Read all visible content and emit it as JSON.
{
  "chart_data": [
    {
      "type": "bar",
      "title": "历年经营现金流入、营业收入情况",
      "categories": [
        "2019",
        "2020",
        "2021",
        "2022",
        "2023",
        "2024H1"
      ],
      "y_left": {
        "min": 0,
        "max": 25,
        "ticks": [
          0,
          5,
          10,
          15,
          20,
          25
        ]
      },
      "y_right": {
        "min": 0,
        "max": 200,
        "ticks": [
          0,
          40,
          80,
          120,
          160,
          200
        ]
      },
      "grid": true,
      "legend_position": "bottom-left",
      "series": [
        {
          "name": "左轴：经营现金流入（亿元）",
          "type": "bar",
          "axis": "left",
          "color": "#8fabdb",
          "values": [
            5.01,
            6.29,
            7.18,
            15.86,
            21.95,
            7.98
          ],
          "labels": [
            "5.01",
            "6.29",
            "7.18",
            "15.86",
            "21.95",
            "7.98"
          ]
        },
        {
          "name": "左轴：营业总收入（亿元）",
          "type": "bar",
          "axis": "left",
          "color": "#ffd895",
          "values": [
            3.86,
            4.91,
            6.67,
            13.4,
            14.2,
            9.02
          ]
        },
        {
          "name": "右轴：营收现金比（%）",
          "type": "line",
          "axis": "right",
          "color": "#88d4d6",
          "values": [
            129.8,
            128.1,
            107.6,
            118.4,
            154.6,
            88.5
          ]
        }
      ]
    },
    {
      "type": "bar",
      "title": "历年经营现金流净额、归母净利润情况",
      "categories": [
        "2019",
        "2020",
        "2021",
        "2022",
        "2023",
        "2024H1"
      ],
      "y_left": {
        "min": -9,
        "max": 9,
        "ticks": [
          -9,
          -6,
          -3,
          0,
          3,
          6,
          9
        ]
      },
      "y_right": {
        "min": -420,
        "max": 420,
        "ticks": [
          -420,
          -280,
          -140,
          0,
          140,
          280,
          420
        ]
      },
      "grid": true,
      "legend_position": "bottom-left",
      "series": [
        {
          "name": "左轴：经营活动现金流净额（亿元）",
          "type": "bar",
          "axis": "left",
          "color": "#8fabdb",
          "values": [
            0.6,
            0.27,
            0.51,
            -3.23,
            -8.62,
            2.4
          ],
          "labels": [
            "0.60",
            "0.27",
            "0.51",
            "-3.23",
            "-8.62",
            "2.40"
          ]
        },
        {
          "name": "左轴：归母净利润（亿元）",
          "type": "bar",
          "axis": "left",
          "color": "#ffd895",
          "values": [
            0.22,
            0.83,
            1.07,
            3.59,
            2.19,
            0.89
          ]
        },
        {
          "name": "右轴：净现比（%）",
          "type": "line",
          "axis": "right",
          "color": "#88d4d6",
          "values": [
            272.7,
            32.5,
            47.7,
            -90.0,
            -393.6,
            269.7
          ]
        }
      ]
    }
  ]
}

◆ ◆ ◆ ◆ ◆ ◆ ◆

__Given request__:
Please set down the whole listing above without altering a single line.

__Output below__:
Read all visible content and emit it as JSON.
{
  "chart_data": [
    {
      "type": "bar",
      "title": "历年经营现金流入、营业收入情况",
      "categories": [
        "2019",
        "2020",
        "2021",
        "2022",
        "2023",
        "2024H1"
      ],
      "y_left": {
        "min": 0,
        "max": 25,
        "ticks": [
          0,
          5,
          10,
          15,
          20,
          25
        ]
      },
      "y_right": {
        "min": 0,
        "max": 200,
        "ticks": [
          0,
          40,
          80,
          120,
          160,
          200
        ]
      },
      "grid": true,
      "legend_position": "bottom-left",
      "series": [
        {
          "name": "左轴：经营现金流入（亿元）",
          "type": "bar",
          "axis": "left",
          "color": "#8fabdb",
          "values": [
            5.01,
            6.29,
            7.18,
            15.86,
            21.95,
            7.98
          ],
          "labels": [
            "5.01",
            "6.29",
            "7.18",
            "15.86",
            "21.95",
            "7.98"
          ]
        },
        {
          "name": "左轴：营业总收入（亿元）",
          "type": "bar",
          "axis": "left",
          "color": "#ffd895",
          "values": [
            3.86,
            4.91,
            6.67,
            13.4,
            14.2,
            9.02
          ]
        },
        {
          "name": "右轴：营收现金比（%）",
          "type": "line",
          "axis": "right",
          "color": "#88d4d6",
          "values": [
            129.8,
            128.1,
            107.6,
            118.4,
            154.6,
            88.5
          ]
        }
      ]
    },
    {
      "type": "bar",
      "title": "历年经营现金流净额、归母净利润情况",
      "categories": [
        "2019",
        "2020",
        "2021",
        "2022",
        "2023",
        "2024H1"
      ],
      "y_left": {
        "min": -9,
        "max": 9,
        "ticks": [
          -9,
          -6,
          -3,
          0,
          3,
          6,
          9
        ]
      },
      "y_right": {
        "min": -420,
        "max": 420,
        "ticks": [
          -420,
          -280,
          -140,
          0,
          140,
          280,
          420
        ]
      },
      "grid": true,
      "legend_position": "bottom-left",
      "series": [
        {
          "name": "左轴：经营活动现金流净额（亿元）",
          "type": "bar",
          "axis": "left",
          "color": "#8fabdb",
          "values": [
            0.6,
            0.27,
            0.51,
            -3.23,
            -8.62,
            2.4
          ],
          "labels": [
            "0.60",
            "0.27",
            "0.51",
            "-3.23",
            "-8.62",
            "2.40"
          ]
        },
        {
          "name": "左轴：归母净利润（亿元）",
          "type": "bar",
          "axis": "left",
          "color": "#ffd895",
          "values": [
            0.22,
            0.83,
            1.07,
            3.59,
            2.19,
            0.89
          ]
        },
        {
          "name": "右轴：净现比（%）",
          "type": "line",
          "axis": "right",
          "color": "#88d4d6",
          "values": [
            272.7,
            32.5,
            47.7,
            -90.0,
            -393.6,
            269.7
          ]
        }
      ]
    }
  ]
}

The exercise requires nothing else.